**** Extracted entries ****
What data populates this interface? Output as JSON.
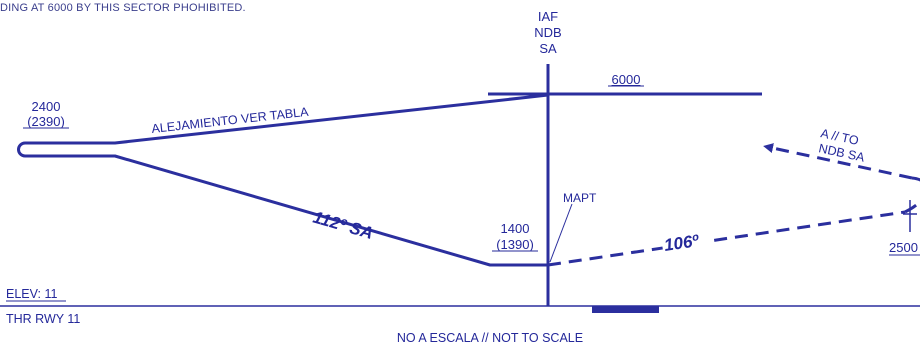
{
  "header": {
    "note": "DING AT 6000 BY THIS SECTOR PHOHIBITED."
  },
  "fix": {
    "line1": "IAF",
    "line2": "NDB",
    "line3": "SA"
  },
  "altitudes": {
    "fix_altitude": "6000",
    "holding_top": "2400",
    "holding_bottom": "(2390)",
    "mapt_top": "1400",
    "mapt_bottom": "(1390)",
    "right_edge": "2500"
  },
  "labels": {
    "outbound": "ALEJAMIENTO VER TABLA",
    "inbound_course": "112º SA",
    "missed_course": "106º",
    "mapt": "MAPT",
    "missed_to_line1": "A // TO",
    "missed_to_line2": "NDB SA"
  },
  "footer": {
    "elev": "ELEV: 11",
    "thr": "THR RWY 11",
    "scale_note": "NO A ESCALA // NOT TO SCALE"
  },
  "colors": {
    "chart_blue": "#24289a",
    "line_blue": "#2b2f9e"
  }
}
****
● **Challenge**:
Restate the whole of the material word for word without the pictures.

● **Result for this exercise**:
What data populates this interface? Output as JSON.
{
  "header": {
    "note": "DING AT 6000 BY THIS SECTOR PHOHIBITED."
  },
  "fix": {
    "line1": "IAF",
    "line2": "NDB",
    "line3": "SA"
  },
  "altitudes": {
    "fix_altitude": "6000",
    "holding_top": "2400",
    "holding_bottom": "(2390)",
    "mapt_top": "1400",
    "mapt_bottom": "(1390)",
    "right_edge": "2500"
  },
  "labels": {
    "outbound": "ALEJAMIENTO VER TABLA",
    "inbound_course": "112º SA",
    "missed_course": "106º",
    "mapt": "MAPT",
    "missed_to_line1": "A // TO",
    "missed_to_line2": "NDB SA"
  },
  "footer": {
    "elev": "ELEV: 11",
    "thr": "THR RWY 11",
    "scale_note": "NO A ESCALA // NOT TO SCALE"
  },
  "colors": {
    "chart_blue": "#24289a",
    "line_blue": "#2b2f9e"
  }
}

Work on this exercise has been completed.